**What is asked**
Report, word for word, every line of the material that contains "ylabel".

====================

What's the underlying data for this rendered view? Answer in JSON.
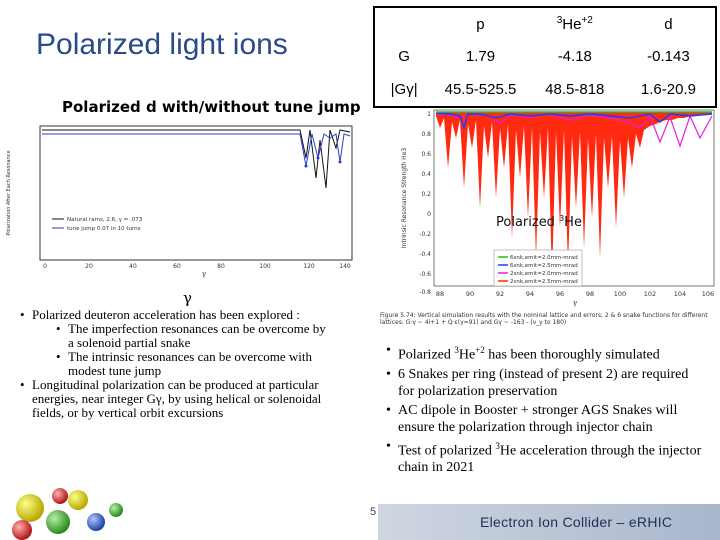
{
  "title": "Polarized light ions",
  "subtitle": "Polarized d with/without tune jump",
  "table": {
    "headers": [
      "p",
      "He",
      "d"
    ],
    "he_super_pre": "3",
    "he_super_post": "+2",
    "rows": [
      {
        "label": "G",
        "values": [
          "1.79",
          "-4.18",
          "-0.143"
        ]
      },
      {
        "label": "|Gγ|",
        "values": [
          "45.5-525.5",
          "48.5-818",
          "1.6-20.9"
        ]
      }
    ]
  },
  "left_plot": {
    "ylabel": "Polarization After Each Resonance",
    "xlabel": "γ",
    "xticks": [
      "0",
      "20",
      "40",
      "60",
      "80",
      "100",
      "120",
      "140"
    ],
    "legend": [
      "Natural rams, 2.6, γ = .073",
      "tune jump 0.07 in 10 turns"
    ]
  },
  "gamma_label": "γ",
  "right_plot": {
    "ylabel": "Intrinsic Resonance Strength He3",
    "yticks": [
      "1",
      "0.8",
      "0.6",
      "0.4",
      "0.2",
      "0",
      "-0.2",
      "-0.4",
      "-0.6",
      "-0.8"
    ],
    "xticks": [
      "88",
      "90",
      "92",
      "94",
      "96",
      "98",
      "100",
      "102",
      "104",
      "106"
    ],
    "xlabel": "γ",
    "annotation_pre": "Polarized ",
    "annotation_sup": "3",
    "annotation_post": "He",
    "legend": [
      "6snk,emit=2.0mm-mrad",
      "6snk,emit=2.5mm-mrad",
      "2snk,emit=2.0mm-mrad",
      "2snk,emit=2.5mm-mrad"
    ],
    "colors": {
      "green": "#20c020",
      "blue": "#1e3cff",
      "magenta": "#e020e0",
      "red": "#ff2a10"
    }
  },
  "caption": "Figure 5.74: Vertical simulation results with the nominal lattice and errors; 2 & 6 snake functions for different lattices: G·γ ~ 4i+1 + Q·ε(γ=91) and Gγ ~ -163 - (ν_y to 180)",
  "left_bullets": [
    {
      "level": 1,
      "text": "Polarized deuteron acceleration has been explored :"
    },
    {
      "level": 2,
      "text": "The imperfection resonances can be overcome by a solenoid partial snake"
    },
    {
      "level": 2,
      "text": "The intrinsic resonances can be overcome with modest tune jump"
    },
    {
      "level": 1,
      "text": "Longitudinal polarization can be produced at particular energies, near integer Gγ, by using helical or solenoidal fields, or by vertical orbit excursions"
    }
  ],
  "right_bullets": [
    {
      "pre": "Polarized ",
      "sup": "3",
      "mid": "He",
      "sup2": "+2",
      "post": " has been thoroughly simulated"
    },
    {
      "pre": "6 Snakes per ring (instead of present 2) are required for polarization preservation",
      "sup": "",
      "mid": "",
      "sup2": "",
      "post": ""
    },
    {
      "pre": "AC dipole in Booster + stronger AGS Snakes will ensure the polarization through injector chain",
      "sup": "",
      "mid": "",
      "sup2": "",
      "post": ""
    },
    {
      "pre": "Test of polarized ",
      "sup": "3",
      "mid": "He acceleration through the injector chain in 2021",
      "sup2": "",
      "post": ""
    }
  ],
  "page_number": "5",
  "footer": "Electron Ion Collider – eRHIC"
}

====================

**Task response**
    "ylabel": "Polarization After Each Resonance",
    "ylabel": "Intrinsic Resonance Strength He3",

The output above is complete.